◆ Short problem ◆
Locate the lines where "into" occurs and copy them as they stand.
-------- Exercise inputs
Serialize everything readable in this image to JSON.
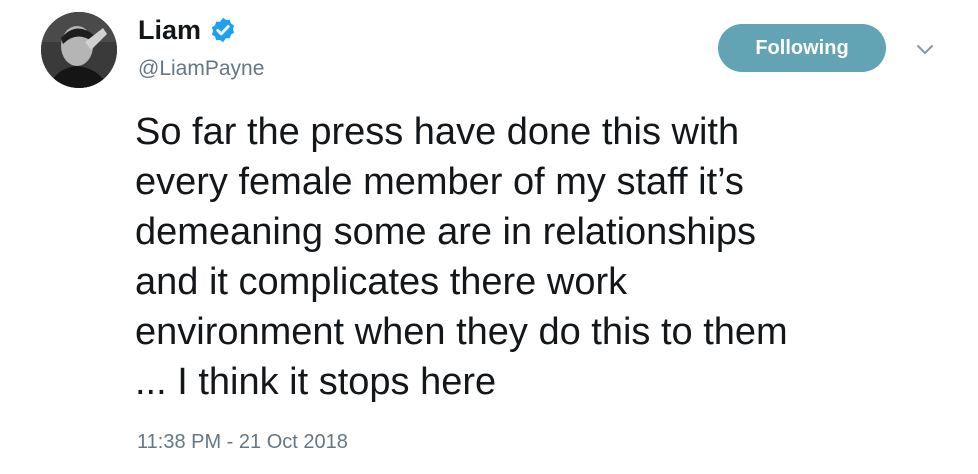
{
  "user": {
    "display_name": "Liam",
    "handle": "@LiamPayne",
    "verified": true,
    "avatar_icon": "user-avatar-photo"
  },
  "actions": {
    "follow_label": "Following",
    "menu_icon": "chevron-down-icon"
  },
  "tweet": {
    "lines": [
      "So far the press have done this with",
      "every female member of my staff it’s",
      "demeaning some are in relationships",
      "and it complicates there work",
      "environment when they do this to them",
      "... I think it stops here"
    ],
    "timestamp": "11:38 PM - 21 Oct 2018"
  },
  "colors": {
    "follow_button_bg": "#62a3b4",
    "verified_badge": "#1da1f2",
    "secondary_text": "#657786",
    "primary_text": "#14171a"
  }
}
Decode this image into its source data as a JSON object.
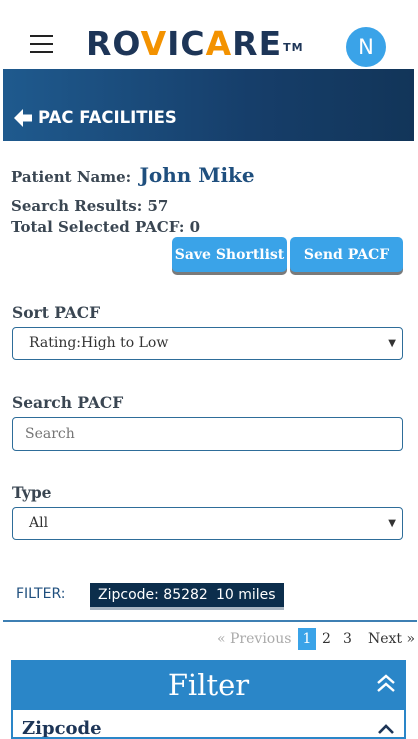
{
  "brand": {
    "logo_pre": "RO",
    "logo_v": "V",
    "logo_mid": "IC",
    "logo_a": "A",
    "logo_post": "RE",
    "logo_tm": "TM",
    "avatar_initial": "N",
    "accent": "#f39200",
    "navy": "#1d3557"
  },
  "banner": {
    "title": "PAC FACILITIES"
  },
  "patient": {
    "label": "Patient Name:",
    "name": "John Mike"
  },
  "results": {
    "search_label": "Search Results:",
    "search_value": "57",
    "selected_label": "Total Selected PACF:",
    "selected_value": "0"
  },
  "actions": {
    "save_shortlist": "Save Shortlist",
    "send_pacf": "Send PACF"
  },
  "sort": {
    "label": "Sort PACF",
    "selected": "Rating:High to Low"
  },
  "search": {
    "label": "Search PACF",
    "placeholder": "Search"
  },
  "type": {
    "label": "Type",
    "selected": "All"
  },
  "filters": {
    "label": "FILTER:",
    "chips": [
      "Zipcode: 85282",
      "10 miles"
    ]
  },
  "pagination": {
    "prev": "« Previous",
    "pages": [
      "1",
      "2",
      "3"
    ],
    "active_page": "1",
    "next": "Next »"
  },
  "filter_panel": {
    "title": "Filter",
    "section": "Zipcode"
  }
}
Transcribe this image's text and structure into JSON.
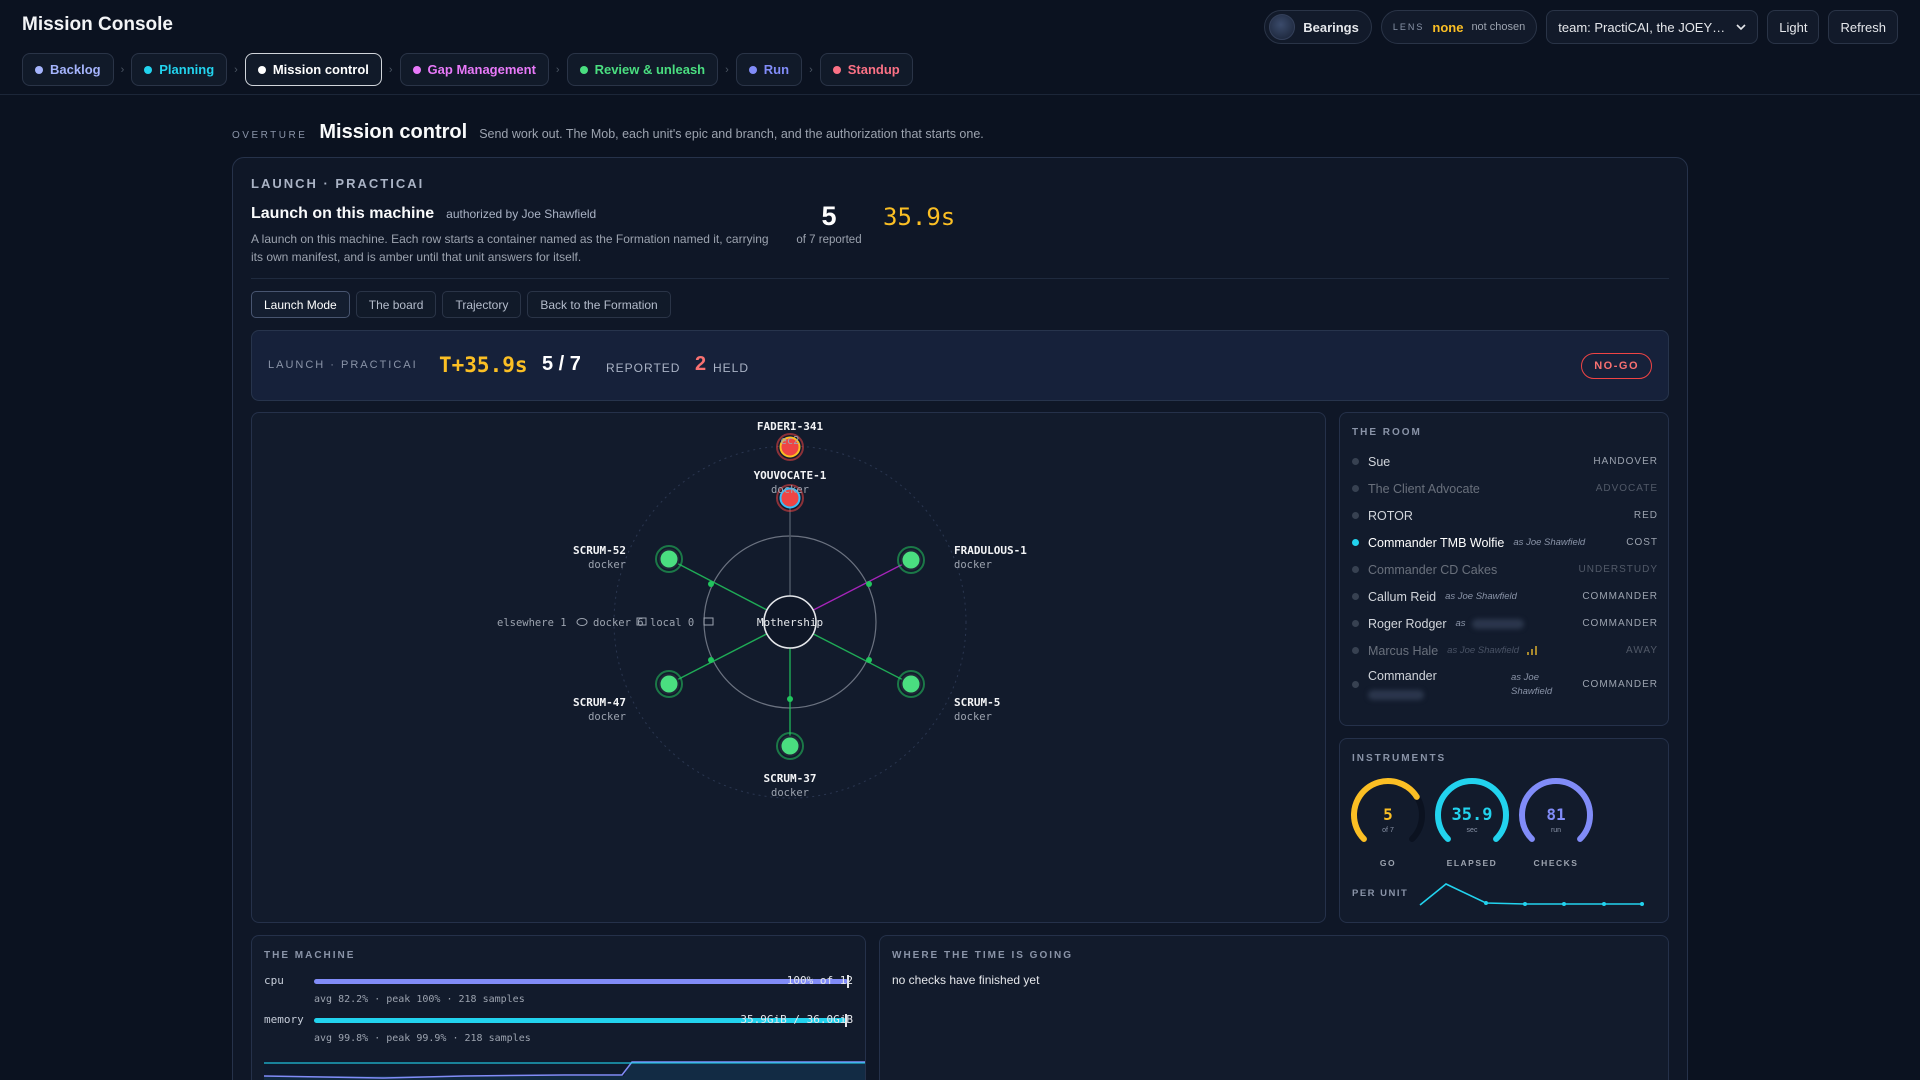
----------------
◆ Solved problem ◆
Decode this image into its source data as a JSON object.
Transcribe this image's text and structure into JSON.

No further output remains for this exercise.